_Given instruction_:
Print the entries verbatim, leaving out the images they contain.

# # #

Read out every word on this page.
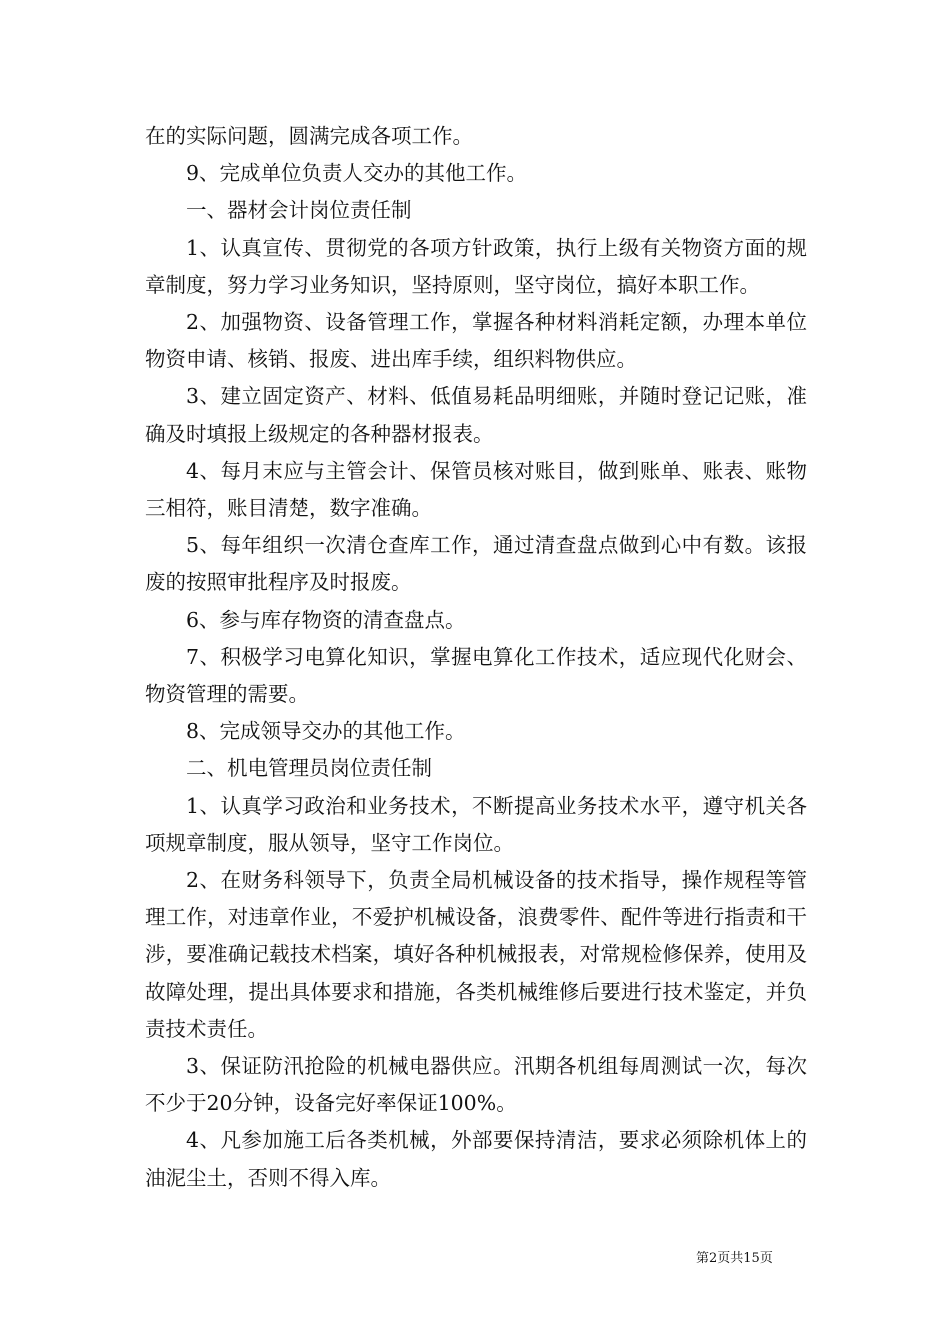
在的实际问题，圆满完成各项工作。

9、完成单位负责人交办的其他工作。

一、器材会计岗位责任制

1、认真宣传、贯彻党的各项方针政策，执行上级有关物资方面的规章制度，努力学习业务知识，坚持原则，坚守岗位，搞好本职工作。

2、加强物资、设备管理工作，掌握各种材料消耗定额，办理本单位物资申请、核销、报废、进出库手续，组织料物供应。

3、建立固定资产、材料、低值易耗品明细账，并随时登记记账，准确及时填报上级规定的各种器材报表。

4、每月末应与主管会计、保管员核对账目，做到账单、账表、账物三相符，账目清楚，数字准确。

5、每年组织一次清仓查库工作，通过清查盘点做到心中有数。该报废的按照审批程序及时报废。

6、参与库存物资的清查盘点。

7、积极学习电算化知识，掌握电算化工作技术，适应现代化财会、物资管理的需要。

8、完成领导交办的其他工作。

二、机电管理员岗位责任制

1、认真学习政治和业务技术，不断提高业务技术水平，遵守机关各项规章制度，服从领导，坚守工作岗位。

2、在财务科领导下，负责全局机械设备的技术指导，操作规程等管理工作，对违章作业，不爱护机械设备，浪费零件、配件等进行指责和干涉，要准确记载技术档案，填好各种机械报表，对常规检修保养，使用及故障处理，提出具体要求和措施，各类机械维修后要进行技术鉴定，并负责技术责任。

3、保证防汛抢险的机械电器供应。汛期各机组每周测试一次，每次不少于20分钟，设备完好率保证100%。

4、凡参加施工后各类机械，外部要保持清洁，要求必须除机体上的油泥尘土，否则不得入库。

第2页共15页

# # #

_Output below_:
Read out every word on this page.
在的实际问题，圆满完成各项工作。

9、完成单位负责人交办的其他工作。

一、器材会计岗位责任制

1、认真宣传、贯彻党的各项方针政策，执行上级有关物资方面的规章制度，努力学习业务知识，坚持原则，坚守岗位，搞好本职工作。

2、加强物资、设备管理工作，掌握各种材料消耗定额，办理本单位物资申请、核销、报废、进出库手续，组织料物供应。

3、建立固定资产、材料、低值易耗品明细账，并随时登记记账，准确及时填报上级规定的各种器材报表。

4、每月末应与主管会计、保管员核对账目，做到账单、账表、账物三相符，账目清楚，数字准确。

5、每年组织一次清仓查库工作，通过清查盘点做到心中有数。该报废的按照审批程序及时报废。

6、参与库存物资的清查盘点。

7、积极学习电算化知识，掌握电算化工作技术，适应现代化财会、物资管理的需要。

8、完成领导交办的其他工作。

二、机电管理员岗位责任制

1、认真学习政治和业务技术，不断提高业务技术水平，遵守机关各项规章制度，服从领导，坚守工作岗位。

2、在财务科领导下，负责全局机械设备的技术指导，操作规程等管理工作，对违章作业，不爱护机械设备，浪费零件、配件等进行指责和干涉，要准确记载技术档案，填好各种机械报表，对常规检修保养，使用及故障处理，提出具体要求和措施，各类机械维修后要进行技术鉴定，并负责技术责任。

3、保证防汛抢险的机械电器供应。汛期各机组每周测试一次，每次不少于20分钟，设备完好率保证100%。

4、凡参加施工后各类机械，外部要保持清洁，要求必须除机体上的油泥尘土，否则不得入库。

第2页共15页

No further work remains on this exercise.